SET OF TASKS:
1. Translate into Spanish this sentence from the text on vertical and horizontal layers: "That makes it easier to manage in the long run."
2. From the text on vertical and horizontal layers, retype everything from "Use Vertical &" down to "in our architecture.".

SOURCE DOCUMENT:
=== Begin Enclosure ===
Use Vertical & Horizontal Layers

I suggest structuring an application with horizontal and vertical layers. That makes it easier to manage in the long run. “Manage” means fixing bugs and adding features. But “manage” also means “Where the heck is the code that does X?!”.

Let’s start with vertical layers. We can imagine them as columns in our architecture.

  • Folders for widgets are an easy start in Flutter. Typically, we have one widget per page. So let’s put them into folders. If our app requires sign-in, we have one folder for pages when not signed in, and one folder for the pages when signed in. And our app probably has multiple areas. So we have one folder per area in the “signed-in folder”.
  • Our business logic can have vertical layers, too. Bounded contexts, a concept from Domain-driven design, defines such layers. Let’s say we have an online shop. Then we have areas like the product catalog, inventory management, shipping, and invoicing. They often use the same words but with different meaning: In the product catalog, each product exists only once. In inventory management, a product can exist hundreds or thousands of times, with attributes that the product catalog doesn’t care about (such as a physical location in storage). That’s why we can model product catalog, inventory management, shipping, and invoicing as separate, concealed areas - bounded contexts. Each context has its own set of domain objects and business logic.
=== End Enclosure ===
EXTRACTED DATA:
=== Begin Enclosure ===
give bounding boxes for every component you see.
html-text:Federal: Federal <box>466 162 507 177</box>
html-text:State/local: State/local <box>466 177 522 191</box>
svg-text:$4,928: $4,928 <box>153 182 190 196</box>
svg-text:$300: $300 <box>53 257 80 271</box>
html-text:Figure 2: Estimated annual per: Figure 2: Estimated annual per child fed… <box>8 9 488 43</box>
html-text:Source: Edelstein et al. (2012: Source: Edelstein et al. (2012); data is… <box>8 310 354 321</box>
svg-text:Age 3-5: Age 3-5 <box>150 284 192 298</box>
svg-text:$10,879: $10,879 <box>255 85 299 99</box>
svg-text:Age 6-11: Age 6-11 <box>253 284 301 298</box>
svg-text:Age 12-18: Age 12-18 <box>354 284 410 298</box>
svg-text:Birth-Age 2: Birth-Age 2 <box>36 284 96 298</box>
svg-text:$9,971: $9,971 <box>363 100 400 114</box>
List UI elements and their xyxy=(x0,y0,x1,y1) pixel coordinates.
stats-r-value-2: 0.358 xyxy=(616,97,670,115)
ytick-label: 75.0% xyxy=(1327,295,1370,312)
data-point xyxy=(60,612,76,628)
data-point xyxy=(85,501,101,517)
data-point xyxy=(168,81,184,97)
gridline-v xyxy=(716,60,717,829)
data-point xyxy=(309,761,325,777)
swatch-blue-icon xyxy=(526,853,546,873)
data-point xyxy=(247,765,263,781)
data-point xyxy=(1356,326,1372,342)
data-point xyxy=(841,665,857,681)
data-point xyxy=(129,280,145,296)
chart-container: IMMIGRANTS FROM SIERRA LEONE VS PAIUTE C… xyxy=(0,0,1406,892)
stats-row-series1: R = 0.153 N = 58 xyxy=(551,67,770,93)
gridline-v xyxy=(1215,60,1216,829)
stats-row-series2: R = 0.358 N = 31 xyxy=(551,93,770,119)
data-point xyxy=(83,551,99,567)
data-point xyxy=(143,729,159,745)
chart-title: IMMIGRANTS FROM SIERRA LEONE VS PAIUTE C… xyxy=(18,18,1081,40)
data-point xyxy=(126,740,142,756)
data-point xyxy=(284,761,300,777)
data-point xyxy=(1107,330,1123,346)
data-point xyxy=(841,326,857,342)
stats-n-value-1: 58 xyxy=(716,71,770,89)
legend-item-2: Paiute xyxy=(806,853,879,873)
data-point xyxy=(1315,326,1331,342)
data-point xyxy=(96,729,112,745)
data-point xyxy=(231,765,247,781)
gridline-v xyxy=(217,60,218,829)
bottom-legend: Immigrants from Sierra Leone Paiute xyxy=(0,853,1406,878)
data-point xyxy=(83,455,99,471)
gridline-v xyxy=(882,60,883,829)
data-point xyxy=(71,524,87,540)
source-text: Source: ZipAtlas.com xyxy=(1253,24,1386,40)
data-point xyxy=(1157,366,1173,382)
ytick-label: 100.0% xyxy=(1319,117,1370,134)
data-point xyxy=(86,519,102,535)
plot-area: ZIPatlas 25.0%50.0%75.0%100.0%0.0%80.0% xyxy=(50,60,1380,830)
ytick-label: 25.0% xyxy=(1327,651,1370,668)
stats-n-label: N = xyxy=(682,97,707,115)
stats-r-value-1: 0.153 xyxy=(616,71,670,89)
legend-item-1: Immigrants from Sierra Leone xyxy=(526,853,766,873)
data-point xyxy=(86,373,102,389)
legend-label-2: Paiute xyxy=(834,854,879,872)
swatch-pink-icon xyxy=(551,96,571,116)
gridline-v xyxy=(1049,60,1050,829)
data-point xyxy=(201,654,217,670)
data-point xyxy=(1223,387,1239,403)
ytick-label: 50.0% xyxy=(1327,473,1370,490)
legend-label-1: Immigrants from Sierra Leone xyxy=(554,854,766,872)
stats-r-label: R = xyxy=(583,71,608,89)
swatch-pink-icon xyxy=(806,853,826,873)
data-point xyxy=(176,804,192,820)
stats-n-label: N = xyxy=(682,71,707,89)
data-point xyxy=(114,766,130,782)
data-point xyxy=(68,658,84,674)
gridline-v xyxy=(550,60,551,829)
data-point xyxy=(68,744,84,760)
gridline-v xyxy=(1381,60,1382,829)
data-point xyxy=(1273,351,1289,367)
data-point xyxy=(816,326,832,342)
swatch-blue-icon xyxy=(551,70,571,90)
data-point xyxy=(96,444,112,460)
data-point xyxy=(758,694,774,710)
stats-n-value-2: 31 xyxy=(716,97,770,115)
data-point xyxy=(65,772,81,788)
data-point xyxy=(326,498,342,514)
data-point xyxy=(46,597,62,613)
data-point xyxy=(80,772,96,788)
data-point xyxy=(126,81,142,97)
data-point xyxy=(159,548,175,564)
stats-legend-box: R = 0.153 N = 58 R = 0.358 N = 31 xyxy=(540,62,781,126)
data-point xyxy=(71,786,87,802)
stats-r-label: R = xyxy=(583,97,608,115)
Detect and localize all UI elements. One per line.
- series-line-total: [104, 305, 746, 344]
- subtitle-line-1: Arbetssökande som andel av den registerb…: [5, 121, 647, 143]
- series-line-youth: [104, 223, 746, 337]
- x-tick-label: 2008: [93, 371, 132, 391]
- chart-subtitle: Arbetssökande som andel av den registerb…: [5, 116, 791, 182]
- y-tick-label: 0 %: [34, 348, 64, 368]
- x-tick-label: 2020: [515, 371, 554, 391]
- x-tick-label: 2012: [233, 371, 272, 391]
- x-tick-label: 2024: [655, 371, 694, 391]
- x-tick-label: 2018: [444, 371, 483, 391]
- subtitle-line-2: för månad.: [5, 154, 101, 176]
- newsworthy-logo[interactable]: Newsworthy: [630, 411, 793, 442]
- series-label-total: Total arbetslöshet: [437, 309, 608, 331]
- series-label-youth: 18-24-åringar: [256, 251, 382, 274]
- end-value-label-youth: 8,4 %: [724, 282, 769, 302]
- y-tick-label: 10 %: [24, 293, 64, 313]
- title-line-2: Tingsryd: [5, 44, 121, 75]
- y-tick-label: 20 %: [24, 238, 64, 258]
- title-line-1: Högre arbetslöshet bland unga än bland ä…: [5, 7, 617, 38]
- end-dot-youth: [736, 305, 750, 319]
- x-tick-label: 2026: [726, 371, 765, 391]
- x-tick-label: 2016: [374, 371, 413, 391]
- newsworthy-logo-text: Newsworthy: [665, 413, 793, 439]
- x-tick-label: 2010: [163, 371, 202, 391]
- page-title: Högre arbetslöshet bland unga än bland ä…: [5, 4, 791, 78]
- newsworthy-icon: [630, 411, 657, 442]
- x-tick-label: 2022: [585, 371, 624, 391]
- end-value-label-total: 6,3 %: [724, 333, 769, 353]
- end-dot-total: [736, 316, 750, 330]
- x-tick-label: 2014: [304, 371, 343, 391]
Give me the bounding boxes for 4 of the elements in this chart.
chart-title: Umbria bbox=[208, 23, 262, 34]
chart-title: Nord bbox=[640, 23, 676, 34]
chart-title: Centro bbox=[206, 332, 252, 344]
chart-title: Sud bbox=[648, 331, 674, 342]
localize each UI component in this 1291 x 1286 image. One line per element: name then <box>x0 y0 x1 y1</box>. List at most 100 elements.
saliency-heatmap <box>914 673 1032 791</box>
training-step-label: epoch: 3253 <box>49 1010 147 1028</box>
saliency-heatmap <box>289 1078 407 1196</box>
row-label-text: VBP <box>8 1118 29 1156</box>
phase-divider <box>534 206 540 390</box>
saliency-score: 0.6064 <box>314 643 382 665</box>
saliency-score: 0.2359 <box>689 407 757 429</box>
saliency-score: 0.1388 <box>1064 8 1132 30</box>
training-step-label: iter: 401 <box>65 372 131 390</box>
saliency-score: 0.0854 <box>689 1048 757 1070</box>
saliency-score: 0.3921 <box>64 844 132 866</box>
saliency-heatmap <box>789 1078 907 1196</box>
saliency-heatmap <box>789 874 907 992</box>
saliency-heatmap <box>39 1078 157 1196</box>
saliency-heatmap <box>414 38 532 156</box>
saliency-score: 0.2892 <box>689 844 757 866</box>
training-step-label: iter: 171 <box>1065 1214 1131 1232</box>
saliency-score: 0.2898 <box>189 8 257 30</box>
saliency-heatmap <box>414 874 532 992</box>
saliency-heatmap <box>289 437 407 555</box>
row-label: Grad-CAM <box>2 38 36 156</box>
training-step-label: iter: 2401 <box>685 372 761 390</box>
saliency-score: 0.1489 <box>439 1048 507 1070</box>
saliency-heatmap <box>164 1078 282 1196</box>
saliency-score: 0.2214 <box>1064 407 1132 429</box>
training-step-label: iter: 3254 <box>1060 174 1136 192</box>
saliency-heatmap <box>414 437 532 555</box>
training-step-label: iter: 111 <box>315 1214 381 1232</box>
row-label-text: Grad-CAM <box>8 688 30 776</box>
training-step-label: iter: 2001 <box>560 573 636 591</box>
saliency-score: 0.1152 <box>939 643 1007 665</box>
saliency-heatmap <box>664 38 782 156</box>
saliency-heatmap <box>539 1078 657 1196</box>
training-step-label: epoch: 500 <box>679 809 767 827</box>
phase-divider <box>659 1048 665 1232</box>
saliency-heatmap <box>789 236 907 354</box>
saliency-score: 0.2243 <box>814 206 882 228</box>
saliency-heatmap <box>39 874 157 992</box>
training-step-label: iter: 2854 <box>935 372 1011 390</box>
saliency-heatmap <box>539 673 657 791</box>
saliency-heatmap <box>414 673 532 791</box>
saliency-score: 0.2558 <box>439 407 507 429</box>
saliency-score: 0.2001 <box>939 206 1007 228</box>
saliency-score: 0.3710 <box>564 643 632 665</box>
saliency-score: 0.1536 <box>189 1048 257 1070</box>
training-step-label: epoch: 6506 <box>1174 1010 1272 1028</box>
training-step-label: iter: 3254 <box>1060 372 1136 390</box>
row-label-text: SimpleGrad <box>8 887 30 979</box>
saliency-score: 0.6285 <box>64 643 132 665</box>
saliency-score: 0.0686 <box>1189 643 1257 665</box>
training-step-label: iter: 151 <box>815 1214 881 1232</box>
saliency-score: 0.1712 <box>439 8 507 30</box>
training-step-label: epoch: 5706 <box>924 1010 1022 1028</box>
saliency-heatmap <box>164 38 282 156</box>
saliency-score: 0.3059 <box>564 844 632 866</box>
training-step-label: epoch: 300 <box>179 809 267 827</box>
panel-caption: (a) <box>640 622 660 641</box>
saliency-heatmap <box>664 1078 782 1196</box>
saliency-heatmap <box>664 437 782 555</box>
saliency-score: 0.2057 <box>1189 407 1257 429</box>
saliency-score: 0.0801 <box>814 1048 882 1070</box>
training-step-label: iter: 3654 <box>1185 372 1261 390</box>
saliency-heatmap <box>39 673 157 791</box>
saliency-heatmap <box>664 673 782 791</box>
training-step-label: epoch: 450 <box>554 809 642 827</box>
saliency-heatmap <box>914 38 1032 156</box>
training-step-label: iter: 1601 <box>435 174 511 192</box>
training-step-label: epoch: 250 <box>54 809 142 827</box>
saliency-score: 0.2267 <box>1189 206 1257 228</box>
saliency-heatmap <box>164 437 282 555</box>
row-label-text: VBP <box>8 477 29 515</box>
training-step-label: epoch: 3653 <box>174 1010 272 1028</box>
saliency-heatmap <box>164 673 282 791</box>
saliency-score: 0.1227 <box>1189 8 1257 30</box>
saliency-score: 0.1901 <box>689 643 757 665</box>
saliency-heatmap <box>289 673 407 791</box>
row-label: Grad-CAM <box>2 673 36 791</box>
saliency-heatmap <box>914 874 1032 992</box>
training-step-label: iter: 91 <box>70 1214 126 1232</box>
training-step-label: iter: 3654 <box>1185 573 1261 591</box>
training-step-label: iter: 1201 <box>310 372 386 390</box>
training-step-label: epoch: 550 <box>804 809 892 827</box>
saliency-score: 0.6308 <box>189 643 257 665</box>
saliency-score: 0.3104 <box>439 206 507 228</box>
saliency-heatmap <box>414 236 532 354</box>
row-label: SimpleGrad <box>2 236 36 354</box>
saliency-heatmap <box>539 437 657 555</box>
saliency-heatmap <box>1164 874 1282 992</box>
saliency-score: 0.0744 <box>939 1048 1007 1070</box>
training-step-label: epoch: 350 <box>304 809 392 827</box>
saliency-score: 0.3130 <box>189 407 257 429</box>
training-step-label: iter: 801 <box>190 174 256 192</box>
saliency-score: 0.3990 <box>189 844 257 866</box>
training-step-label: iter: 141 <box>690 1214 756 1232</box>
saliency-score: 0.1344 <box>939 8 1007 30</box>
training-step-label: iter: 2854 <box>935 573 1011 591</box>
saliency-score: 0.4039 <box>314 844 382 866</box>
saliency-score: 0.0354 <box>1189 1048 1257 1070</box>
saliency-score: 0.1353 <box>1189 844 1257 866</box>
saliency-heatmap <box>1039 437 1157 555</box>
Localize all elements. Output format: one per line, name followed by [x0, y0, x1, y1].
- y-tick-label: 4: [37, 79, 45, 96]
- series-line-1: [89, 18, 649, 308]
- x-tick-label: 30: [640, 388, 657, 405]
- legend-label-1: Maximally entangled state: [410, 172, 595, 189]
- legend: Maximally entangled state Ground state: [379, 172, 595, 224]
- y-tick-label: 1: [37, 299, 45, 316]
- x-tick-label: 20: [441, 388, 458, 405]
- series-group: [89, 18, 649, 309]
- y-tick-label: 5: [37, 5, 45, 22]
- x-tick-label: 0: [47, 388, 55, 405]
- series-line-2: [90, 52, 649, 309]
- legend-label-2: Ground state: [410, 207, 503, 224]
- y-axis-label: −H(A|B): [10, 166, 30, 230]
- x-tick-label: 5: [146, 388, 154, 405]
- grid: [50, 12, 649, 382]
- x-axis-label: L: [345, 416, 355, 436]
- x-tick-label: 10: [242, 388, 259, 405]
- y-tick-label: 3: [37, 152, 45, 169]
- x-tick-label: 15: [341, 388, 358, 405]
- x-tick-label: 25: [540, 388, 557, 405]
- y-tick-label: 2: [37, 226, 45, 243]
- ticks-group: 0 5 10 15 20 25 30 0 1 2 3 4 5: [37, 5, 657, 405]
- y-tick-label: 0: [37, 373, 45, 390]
=== End Enclosure ===
RESULTS OF THE EXERCISE:
1. Eso hace que sea más fácil de gestionar a largo plazo.

2.
Use Vertical & Horizontal Layers

I suggest structuring an application with horizontal and vertical layers. That makes it easier to manage in the long run. “Manage” means fixing bugs and adding features. But “manage” also means “Where the heck is the code that does X?!”.

Let’s start with vertical layers. We can imagine them as columns in our architecture.